* EXERCISE INSTRUCTIONS *
What is the number of lines holding the word "Type"? Give that number alone.
# START OF RAW DATA
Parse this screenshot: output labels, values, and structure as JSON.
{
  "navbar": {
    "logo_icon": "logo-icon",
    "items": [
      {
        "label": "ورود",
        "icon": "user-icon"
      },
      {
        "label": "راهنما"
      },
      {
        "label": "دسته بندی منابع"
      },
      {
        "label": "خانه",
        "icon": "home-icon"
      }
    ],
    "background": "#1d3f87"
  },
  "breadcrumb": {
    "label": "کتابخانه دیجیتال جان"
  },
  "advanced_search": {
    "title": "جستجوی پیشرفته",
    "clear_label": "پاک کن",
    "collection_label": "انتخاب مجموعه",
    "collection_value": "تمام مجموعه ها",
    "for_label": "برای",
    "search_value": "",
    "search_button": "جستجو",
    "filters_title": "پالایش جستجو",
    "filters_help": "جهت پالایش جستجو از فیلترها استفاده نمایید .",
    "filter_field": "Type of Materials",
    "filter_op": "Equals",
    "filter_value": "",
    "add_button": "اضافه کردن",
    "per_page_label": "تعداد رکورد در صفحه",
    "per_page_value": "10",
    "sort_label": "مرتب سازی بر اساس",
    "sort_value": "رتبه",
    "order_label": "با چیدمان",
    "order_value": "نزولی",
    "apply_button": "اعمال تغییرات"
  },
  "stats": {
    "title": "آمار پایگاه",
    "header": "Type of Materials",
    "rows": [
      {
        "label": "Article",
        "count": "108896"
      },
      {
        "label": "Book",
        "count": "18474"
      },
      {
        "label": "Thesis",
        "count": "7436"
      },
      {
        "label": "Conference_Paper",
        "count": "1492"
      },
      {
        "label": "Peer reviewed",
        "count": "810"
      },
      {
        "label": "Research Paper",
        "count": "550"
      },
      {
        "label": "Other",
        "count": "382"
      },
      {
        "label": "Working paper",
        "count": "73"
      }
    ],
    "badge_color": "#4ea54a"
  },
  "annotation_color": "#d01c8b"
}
# END OF RAW DATA
# START OF RAW DATA
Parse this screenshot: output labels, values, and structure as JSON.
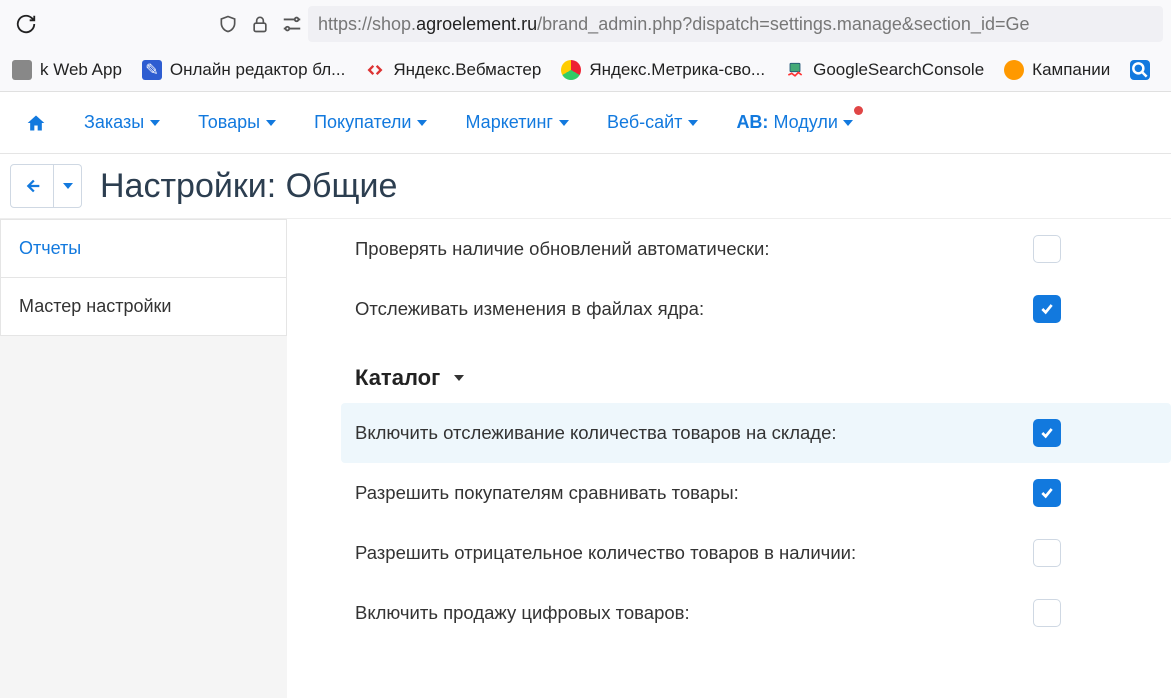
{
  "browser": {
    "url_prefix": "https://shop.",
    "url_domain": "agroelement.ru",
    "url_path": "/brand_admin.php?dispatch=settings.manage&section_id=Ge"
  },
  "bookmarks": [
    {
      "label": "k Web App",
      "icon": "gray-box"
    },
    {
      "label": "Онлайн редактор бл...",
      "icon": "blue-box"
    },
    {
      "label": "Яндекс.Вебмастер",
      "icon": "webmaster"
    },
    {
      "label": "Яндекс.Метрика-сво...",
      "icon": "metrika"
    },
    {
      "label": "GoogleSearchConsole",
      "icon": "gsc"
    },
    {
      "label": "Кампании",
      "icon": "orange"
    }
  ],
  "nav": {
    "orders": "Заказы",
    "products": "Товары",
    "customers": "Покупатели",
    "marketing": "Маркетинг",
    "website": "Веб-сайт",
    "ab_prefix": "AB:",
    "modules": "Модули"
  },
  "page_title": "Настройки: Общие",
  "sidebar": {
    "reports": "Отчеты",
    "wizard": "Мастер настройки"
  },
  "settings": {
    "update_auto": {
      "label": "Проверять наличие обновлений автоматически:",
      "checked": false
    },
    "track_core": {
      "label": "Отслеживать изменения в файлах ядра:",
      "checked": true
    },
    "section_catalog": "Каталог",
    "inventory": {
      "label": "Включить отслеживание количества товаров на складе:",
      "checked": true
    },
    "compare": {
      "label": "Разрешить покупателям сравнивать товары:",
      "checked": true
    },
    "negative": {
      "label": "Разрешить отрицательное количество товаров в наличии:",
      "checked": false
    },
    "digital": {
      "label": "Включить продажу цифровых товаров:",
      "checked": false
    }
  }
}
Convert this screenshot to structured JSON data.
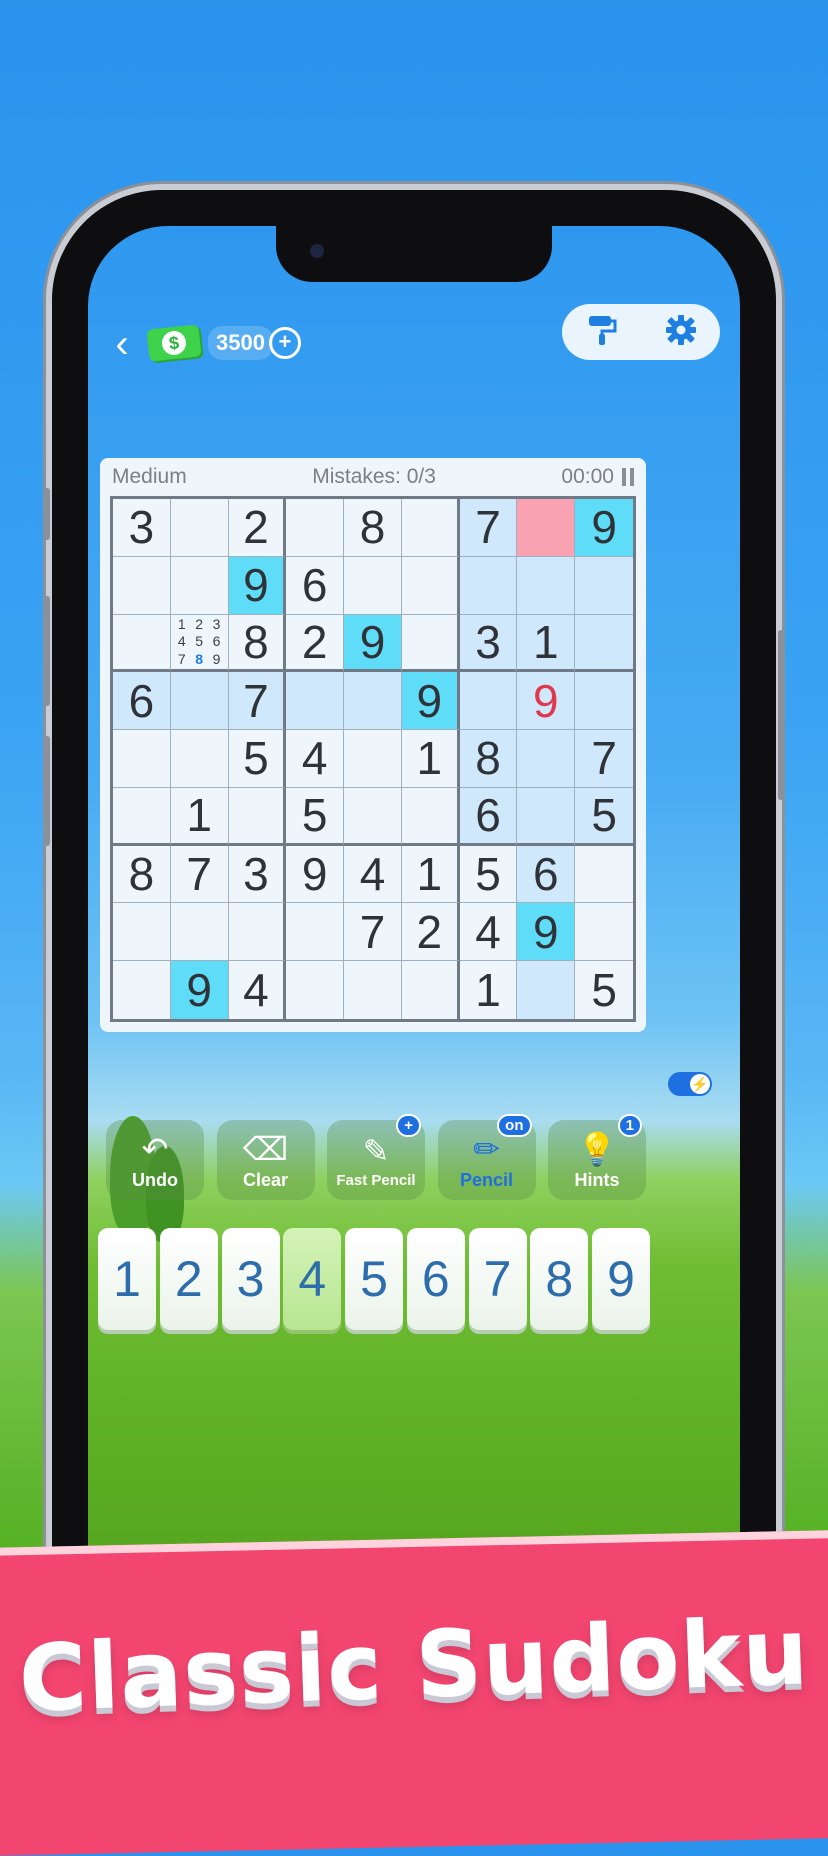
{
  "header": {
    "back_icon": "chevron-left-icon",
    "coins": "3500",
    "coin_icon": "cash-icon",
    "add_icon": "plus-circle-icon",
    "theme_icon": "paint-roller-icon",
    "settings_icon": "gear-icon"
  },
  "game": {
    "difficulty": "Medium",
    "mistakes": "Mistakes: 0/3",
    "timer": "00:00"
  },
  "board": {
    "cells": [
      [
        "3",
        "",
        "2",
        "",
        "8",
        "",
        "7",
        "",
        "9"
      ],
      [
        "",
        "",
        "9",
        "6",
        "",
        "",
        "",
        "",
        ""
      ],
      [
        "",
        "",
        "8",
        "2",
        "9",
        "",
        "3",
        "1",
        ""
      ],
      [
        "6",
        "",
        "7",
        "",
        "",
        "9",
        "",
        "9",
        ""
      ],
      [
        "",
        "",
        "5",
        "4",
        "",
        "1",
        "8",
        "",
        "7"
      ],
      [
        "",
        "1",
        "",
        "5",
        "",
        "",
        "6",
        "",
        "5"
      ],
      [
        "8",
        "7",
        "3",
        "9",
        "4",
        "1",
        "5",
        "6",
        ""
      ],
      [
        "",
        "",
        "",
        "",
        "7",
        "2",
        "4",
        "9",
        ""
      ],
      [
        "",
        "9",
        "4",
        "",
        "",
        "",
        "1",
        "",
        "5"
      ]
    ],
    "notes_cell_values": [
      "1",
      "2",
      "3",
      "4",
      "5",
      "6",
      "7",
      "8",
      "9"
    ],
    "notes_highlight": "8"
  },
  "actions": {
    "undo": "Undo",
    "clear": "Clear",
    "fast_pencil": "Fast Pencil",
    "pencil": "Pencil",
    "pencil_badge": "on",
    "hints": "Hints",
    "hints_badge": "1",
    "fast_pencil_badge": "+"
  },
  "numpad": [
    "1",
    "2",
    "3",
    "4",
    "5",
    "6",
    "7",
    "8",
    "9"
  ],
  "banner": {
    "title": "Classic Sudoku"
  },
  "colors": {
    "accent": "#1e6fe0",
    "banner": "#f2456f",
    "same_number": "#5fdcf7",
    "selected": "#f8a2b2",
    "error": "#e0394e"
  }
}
# END OF RAW DATA
* WRITTEN SOLUTION *
2